### TASK GOAL
In the data that follows, find the line containing "Type out the text in this image."; then quote that line and every line after it, exactly, through the last one.

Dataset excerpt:
#####

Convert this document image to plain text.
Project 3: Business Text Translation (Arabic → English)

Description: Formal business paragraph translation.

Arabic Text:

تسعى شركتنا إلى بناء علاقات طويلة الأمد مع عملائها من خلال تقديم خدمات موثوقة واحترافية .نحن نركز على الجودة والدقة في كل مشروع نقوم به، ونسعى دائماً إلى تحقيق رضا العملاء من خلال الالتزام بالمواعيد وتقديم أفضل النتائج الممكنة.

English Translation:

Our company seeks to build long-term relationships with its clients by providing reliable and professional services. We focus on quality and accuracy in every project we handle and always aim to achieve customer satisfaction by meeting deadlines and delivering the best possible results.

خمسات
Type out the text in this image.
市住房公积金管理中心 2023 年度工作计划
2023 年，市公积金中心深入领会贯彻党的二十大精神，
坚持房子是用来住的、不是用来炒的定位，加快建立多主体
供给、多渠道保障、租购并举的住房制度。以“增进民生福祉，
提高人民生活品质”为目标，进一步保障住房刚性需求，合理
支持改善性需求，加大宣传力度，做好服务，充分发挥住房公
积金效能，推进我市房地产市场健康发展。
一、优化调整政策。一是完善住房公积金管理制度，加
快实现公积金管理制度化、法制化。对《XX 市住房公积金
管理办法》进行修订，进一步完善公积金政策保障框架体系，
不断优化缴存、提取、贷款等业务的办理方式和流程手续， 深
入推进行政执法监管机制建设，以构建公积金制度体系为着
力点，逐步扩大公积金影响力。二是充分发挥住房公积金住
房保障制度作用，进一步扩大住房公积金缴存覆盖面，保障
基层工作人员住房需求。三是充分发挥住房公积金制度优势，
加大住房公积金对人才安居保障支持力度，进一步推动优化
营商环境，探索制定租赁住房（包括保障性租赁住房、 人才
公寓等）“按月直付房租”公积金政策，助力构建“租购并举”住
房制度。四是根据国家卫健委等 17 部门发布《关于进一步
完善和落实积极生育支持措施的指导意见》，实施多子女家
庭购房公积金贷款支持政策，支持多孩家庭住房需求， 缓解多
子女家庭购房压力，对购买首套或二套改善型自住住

#####

### ANSWER TO THE TASK
Type out the text in this image.
市住房公积金管理中心 2023 年度工作计划
2023 年，市公积金中心深入领会贯彻党的二十大精神，
坚持房子是用来住的、不是用来炒的定位，加快建立多主体
供给、多渠道保障、租购并举的住房制度。以“增进民生福祉，
提高人民生活品质”为目标，进一步保障住房刚性需求，合理
支持改善性需求，加大宣传力度，做好服务，充分发挥住房公
积金效能，推进我市房地产市场健康发展。
一、优化调整政策。一是完善住房公积金管理制度，加
快实现公积金管理制度化、法制化。对《XX 市住房公积金
管理办法》进行修订，进一步完善公积金政策保障框架体系，
不断优化缴存、提取、贷款等业务的办理方式和流程手续， 深
入推进行政执法监管机制建设，以构建公积金制度体系为着
力点，逐步扩大公积金影响力。二是充分发挥住房公积金住
房保障制度作用，进一步扩大住房公积金缴存覆盖面，保障
基层工作人员住房需求。三是充分发挥住房公积金制度优势，
加大住房公积金对人才安居保障支持力度，进一步推动优化
营商环境，探索制定租赁住房（包括保障性租赁住房、 人才
公寓等）“按月直付房租”公积金政策，助力构建“租购并举”住
房制度。四是根据国家卫健委等 17 部门发布《关于进一步
完善和落实积极生育支持措施的指导意见》，实施多子女家
庭购房公积金贷款支持政策，支持多孩家庭住房需求， 缓解多
子女家庭购房压力，对购买首套或二套改善型自住住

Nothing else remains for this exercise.